##### Exercise passage
To the contrary, EIP
based its determination on the medical opinions of Dr. Fancher and Dr. Beeson
who determined that Appellant was not disabled. Dr. Fancher’s and Dr. Beeson’s
opinions are supported by Appellant’s medical records. In particular, the
medical records submitted by Appellant, including Dr. McKnight’s APS and the
numerous medical records from the VA support Dr. Fancher’s and Dr. Beeson’s
opinions. The medical records demonstrate that Thomas has very few, if any,
symptoms due to his chronic kidney disease. While Thomas’ condition could
deteriorate in the future, at the time Thomas stopped working, no physician had
recommended that he stop working and Thomas was suffering no symptoms from his
chronic kidney disease. The medical records also demonstrate that Thomas’
blood pressure was well controlled; that his diabetes was well controlled with
only “very infrequent” hypoglycemic events; that his knee pain did not cause
limitations or restrictions that would prevent sedentary work activity; and
that his coronary artery disease caused very few, if any, physical
limitations.
##########
##### Data
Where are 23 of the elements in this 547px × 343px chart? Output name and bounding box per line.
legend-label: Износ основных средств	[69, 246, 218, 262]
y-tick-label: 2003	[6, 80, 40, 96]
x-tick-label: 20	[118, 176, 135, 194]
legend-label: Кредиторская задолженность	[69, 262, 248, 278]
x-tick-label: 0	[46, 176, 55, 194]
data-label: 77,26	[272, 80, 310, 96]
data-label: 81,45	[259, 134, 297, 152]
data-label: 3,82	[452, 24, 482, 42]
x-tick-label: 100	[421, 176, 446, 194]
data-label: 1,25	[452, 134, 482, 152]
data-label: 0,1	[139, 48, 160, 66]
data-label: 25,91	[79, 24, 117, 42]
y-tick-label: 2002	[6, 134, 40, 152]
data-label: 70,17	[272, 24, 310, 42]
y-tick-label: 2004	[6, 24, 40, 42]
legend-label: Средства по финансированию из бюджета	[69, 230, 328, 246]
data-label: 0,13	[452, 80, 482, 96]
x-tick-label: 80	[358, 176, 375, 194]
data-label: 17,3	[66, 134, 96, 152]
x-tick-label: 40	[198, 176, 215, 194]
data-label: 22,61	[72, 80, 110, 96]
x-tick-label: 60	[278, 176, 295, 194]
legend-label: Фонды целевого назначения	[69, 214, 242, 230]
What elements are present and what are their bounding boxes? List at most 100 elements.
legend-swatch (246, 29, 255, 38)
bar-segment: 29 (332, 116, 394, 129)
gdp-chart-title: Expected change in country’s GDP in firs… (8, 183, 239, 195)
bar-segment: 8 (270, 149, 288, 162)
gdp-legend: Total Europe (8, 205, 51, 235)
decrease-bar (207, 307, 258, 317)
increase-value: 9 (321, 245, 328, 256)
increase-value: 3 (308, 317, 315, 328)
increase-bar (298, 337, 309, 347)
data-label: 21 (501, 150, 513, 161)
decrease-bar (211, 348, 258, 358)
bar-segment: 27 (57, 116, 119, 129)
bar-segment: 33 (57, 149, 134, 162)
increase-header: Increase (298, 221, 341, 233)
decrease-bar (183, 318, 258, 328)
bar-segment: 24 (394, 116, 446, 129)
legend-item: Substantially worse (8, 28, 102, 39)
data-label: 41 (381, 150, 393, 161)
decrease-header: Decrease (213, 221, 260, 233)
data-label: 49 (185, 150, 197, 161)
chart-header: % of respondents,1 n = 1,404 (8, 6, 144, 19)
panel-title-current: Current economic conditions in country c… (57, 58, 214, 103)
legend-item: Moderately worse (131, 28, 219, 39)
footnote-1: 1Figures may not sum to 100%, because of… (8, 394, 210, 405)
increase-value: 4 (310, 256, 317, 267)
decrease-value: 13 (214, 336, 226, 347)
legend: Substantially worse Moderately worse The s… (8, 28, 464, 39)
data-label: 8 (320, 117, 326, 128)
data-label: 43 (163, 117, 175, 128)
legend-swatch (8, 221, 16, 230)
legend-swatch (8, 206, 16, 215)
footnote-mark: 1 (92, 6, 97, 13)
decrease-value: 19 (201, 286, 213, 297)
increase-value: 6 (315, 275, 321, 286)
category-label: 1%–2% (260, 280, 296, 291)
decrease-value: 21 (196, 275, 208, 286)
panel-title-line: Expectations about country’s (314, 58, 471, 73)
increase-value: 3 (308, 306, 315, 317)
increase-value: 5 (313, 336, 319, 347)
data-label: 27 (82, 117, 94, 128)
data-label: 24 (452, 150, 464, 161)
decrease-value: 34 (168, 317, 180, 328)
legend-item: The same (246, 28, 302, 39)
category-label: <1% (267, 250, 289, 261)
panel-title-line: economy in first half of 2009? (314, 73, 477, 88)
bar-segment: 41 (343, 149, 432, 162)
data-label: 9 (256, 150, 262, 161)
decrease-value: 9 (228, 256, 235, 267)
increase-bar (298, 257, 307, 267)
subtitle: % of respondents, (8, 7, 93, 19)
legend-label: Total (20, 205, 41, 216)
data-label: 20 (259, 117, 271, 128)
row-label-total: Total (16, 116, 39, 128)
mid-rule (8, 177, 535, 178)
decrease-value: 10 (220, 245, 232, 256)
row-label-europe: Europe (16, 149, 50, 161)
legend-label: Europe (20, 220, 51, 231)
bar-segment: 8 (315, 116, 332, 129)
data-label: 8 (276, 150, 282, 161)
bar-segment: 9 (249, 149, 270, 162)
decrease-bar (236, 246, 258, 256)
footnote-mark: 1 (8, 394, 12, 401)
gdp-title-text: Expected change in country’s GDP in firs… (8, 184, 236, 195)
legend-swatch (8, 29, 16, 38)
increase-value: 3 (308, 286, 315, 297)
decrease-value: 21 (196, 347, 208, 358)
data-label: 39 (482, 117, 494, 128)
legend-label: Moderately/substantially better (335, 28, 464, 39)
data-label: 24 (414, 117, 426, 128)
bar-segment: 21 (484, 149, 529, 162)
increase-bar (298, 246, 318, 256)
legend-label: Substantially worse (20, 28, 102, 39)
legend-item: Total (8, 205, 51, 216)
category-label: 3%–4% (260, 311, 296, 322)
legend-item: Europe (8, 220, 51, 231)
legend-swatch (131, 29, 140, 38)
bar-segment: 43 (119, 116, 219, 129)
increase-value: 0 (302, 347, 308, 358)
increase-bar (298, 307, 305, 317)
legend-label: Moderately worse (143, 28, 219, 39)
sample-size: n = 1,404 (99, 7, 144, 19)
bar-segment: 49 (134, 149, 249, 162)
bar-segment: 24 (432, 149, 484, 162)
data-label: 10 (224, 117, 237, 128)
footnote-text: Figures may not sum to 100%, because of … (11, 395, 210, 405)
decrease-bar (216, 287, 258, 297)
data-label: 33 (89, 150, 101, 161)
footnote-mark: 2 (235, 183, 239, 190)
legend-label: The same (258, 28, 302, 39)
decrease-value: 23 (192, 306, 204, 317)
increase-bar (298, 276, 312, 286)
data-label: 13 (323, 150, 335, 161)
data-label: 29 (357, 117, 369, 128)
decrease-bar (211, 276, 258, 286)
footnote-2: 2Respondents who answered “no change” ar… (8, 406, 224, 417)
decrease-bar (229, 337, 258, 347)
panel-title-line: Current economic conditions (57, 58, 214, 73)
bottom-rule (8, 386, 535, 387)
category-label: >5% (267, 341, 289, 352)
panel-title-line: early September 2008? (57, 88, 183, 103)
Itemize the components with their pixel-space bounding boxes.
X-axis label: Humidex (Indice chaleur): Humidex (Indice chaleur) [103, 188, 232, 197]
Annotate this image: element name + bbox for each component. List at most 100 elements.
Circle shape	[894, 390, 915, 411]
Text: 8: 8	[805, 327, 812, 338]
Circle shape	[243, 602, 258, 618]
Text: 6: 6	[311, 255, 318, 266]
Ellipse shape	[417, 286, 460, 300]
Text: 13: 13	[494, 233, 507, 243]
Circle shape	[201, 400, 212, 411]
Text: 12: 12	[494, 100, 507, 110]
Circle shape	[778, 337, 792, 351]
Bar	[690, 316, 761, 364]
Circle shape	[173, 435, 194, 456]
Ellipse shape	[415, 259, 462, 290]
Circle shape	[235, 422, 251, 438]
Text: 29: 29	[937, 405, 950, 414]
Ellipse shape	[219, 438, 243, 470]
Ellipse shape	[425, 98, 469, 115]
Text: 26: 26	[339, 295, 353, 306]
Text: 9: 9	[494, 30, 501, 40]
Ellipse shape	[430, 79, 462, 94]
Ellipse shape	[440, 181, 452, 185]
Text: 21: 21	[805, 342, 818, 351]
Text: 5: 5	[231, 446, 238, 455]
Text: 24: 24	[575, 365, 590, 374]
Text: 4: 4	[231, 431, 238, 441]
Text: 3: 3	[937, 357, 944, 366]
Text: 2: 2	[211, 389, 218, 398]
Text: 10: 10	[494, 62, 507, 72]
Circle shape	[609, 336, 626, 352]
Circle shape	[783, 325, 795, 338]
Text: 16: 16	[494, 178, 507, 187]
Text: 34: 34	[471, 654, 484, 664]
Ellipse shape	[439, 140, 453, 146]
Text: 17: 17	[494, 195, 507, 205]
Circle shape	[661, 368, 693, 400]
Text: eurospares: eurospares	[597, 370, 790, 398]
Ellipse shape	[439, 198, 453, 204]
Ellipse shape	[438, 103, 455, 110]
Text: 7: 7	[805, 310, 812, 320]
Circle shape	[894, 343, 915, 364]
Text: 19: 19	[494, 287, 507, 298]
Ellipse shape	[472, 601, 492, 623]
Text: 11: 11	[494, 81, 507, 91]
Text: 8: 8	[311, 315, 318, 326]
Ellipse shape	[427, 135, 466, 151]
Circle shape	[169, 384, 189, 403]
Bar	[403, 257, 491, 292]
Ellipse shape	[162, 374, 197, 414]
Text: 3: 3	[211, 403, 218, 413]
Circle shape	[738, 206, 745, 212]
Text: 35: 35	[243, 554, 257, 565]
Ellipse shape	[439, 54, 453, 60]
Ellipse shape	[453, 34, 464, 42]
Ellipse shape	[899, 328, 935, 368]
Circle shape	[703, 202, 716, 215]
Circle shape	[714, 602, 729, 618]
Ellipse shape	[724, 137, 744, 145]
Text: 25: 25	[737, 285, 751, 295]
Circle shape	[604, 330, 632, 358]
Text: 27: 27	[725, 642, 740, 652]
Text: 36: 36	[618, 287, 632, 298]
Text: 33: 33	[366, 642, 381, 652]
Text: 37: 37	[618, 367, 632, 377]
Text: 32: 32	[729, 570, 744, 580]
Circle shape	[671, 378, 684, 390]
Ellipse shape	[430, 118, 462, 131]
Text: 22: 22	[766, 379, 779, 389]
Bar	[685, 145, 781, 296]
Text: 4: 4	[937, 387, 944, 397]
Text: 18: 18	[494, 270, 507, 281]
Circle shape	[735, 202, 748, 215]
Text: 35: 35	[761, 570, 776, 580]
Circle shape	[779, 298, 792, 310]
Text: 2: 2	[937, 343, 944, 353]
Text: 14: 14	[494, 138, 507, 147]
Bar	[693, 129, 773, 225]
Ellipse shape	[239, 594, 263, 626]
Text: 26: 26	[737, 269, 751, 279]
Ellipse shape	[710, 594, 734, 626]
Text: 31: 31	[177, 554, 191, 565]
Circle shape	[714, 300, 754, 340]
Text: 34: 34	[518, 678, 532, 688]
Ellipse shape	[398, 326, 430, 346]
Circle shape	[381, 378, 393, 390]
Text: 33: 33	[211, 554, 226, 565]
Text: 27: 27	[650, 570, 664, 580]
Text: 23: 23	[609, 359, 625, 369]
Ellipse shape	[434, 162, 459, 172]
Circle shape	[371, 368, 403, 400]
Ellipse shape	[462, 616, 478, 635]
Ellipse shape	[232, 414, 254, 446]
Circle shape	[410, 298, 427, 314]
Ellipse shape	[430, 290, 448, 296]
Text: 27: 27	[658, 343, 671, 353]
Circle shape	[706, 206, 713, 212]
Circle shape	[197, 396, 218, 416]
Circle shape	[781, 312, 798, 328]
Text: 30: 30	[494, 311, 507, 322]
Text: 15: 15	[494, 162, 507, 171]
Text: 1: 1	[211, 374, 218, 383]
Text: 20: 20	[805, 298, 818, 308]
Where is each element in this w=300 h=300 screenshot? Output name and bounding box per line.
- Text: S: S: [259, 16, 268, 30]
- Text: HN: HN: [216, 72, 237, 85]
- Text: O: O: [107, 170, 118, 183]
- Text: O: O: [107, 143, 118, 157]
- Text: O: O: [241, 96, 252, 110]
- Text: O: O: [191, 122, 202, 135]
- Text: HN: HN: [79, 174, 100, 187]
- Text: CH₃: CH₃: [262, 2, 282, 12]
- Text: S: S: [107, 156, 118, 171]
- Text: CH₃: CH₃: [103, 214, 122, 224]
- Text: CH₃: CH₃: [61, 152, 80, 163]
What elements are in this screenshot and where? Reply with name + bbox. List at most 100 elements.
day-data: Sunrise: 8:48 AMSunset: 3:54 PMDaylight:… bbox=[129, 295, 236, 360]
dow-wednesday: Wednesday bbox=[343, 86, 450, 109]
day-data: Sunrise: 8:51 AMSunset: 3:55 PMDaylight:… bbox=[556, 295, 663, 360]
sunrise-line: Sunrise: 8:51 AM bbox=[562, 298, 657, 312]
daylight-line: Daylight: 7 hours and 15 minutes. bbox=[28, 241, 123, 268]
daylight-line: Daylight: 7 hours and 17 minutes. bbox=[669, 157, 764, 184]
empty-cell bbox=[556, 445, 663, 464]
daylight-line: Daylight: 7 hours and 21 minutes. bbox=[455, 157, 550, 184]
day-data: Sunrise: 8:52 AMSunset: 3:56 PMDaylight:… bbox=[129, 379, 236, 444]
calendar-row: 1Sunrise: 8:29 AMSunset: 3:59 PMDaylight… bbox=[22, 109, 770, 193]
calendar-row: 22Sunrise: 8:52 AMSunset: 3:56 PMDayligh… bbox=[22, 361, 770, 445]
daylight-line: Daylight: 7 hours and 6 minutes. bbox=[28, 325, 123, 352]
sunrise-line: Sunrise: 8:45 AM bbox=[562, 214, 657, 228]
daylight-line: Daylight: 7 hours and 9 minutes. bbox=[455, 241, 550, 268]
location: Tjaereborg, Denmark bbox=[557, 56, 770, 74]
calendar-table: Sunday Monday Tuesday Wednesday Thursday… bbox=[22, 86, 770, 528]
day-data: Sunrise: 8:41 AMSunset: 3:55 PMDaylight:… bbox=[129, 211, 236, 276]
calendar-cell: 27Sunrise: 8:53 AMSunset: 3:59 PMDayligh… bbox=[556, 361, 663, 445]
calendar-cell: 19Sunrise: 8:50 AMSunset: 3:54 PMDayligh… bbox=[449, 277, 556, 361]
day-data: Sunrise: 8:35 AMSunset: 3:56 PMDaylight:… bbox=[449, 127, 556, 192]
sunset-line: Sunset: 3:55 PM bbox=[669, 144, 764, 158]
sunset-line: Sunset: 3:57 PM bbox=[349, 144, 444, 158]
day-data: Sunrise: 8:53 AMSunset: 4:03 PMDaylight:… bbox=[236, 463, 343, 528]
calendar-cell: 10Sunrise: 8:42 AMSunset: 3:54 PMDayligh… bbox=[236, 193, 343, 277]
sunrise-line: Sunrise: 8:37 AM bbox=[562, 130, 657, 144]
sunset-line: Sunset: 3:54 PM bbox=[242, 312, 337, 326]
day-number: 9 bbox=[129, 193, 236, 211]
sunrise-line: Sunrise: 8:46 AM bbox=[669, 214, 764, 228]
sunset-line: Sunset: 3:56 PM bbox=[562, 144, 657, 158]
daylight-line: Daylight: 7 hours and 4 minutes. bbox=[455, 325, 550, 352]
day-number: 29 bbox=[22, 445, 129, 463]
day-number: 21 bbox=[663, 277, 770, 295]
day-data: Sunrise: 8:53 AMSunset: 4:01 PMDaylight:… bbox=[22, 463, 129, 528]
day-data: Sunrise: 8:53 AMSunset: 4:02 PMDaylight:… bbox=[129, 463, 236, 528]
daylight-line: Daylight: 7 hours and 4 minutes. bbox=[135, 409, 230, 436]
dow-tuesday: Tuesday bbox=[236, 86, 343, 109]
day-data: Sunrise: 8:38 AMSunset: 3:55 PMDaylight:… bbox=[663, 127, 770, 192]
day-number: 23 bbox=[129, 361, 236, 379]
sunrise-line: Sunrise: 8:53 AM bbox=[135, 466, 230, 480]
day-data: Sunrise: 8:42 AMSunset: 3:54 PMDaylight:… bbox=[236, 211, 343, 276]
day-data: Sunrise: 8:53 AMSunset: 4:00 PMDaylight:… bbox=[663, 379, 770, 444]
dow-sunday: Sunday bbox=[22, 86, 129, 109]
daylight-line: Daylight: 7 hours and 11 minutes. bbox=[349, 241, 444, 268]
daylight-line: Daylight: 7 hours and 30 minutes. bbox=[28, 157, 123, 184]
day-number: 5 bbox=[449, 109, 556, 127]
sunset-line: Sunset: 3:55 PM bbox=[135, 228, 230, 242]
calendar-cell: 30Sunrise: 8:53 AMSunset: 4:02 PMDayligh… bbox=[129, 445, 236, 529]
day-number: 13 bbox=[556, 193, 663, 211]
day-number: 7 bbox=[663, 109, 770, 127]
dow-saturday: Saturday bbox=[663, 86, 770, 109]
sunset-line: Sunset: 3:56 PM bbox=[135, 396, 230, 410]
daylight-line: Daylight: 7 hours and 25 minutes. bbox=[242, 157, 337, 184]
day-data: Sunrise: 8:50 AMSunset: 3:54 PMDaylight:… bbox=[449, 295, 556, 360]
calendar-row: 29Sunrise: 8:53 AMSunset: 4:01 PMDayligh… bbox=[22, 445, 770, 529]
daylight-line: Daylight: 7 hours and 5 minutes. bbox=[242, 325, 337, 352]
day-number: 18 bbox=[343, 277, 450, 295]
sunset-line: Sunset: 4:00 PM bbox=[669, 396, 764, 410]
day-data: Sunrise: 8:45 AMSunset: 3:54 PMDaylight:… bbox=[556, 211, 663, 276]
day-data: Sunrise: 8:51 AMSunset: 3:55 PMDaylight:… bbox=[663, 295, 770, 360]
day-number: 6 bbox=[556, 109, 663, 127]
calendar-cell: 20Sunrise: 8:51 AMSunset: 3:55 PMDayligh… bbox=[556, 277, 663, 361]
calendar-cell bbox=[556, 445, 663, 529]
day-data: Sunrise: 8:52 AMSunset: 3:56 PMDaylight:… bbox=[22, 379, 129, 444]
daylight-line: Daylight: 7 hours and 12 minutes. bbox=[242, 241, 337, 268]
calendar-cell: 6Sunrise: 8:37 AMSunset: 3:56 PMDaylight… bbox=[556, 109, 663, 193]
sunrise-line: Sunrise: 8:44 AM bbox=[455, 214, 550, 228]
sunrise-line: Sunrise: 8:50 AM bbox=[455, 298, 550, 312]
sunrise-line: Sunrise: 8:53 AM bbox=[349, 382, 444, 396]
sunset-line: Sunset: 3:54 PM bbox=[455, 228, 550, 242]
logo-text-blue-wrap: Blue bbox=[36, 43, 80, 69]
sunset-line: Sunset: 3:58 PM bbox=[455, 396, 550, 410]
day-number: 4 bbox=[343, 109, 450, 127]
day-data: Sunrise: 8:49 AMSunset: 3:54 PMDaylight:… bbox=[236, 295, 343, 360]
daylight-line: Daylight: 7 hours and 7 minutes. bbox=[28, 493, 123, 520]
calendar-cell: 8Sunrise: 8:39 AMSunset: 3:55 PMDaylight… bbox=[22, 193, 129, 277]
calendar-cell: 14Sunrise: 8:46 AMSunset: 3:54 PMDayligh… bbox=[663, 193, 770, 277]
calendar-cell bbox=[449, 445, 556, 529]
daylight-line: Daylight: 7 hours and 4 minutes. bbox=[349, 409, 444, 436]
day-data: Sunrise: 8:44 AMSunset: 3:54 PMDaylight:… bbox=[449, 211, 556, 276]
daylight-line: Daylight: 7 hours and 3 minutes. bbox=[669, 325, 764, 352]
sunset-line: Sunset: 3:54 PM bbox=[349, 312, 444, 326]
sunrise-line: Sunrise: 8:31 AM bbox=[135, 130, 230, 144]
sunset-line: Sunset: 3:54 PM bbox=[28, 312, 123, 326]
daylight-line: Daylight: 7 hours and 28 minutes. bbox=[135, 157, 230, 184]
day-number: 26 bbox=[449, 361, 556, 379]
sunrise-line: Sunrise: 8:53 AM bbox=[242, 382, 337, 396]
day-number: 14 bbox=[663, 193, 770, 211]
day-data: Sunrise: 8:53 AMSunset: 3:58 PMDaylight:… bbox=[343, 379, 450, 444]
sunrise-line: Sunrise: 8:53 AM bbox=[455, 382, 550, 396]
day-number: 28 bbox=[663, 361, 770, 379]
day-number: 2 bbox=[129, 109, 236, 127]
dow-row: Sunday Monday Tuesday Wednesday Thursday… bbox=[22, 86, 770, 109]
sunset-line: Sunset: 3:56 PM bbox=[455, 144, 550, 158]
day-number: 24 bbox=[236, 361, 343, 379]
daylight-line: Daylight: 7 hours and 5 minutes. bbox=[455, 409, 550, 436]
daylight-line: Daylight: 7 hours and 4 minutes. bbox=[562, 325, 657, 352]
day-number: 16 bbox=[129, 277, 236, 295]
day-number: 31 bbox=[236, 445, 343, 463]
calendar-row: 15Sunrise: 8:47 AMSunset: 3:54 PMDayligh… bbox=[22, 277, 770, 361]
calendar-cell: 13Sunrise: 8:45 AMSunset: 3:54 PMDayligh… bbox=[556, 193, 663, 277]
##########
Continue the passage on the disability determination for Thomas after its final sentence. The records were taken from a different source than the text.

* **Task result**:
Additionally, there is
no evidence that any physician observed Thomas having any symptoms related to
any of his medical conditions. To the contrary, one month after Thomas
voluntarily stopped working, Dr. McKnight stated that Thomas had no physical
symptoms; that he could sit or stand 8 hours in a work day and lift up to 20
pounds frequently.[3]
The Record also reveals no evidence that any physician, treating or otherwise,
established any limitations or restrictions, based on a physical or mental condition,
which prevents Thomas from working in his occupation.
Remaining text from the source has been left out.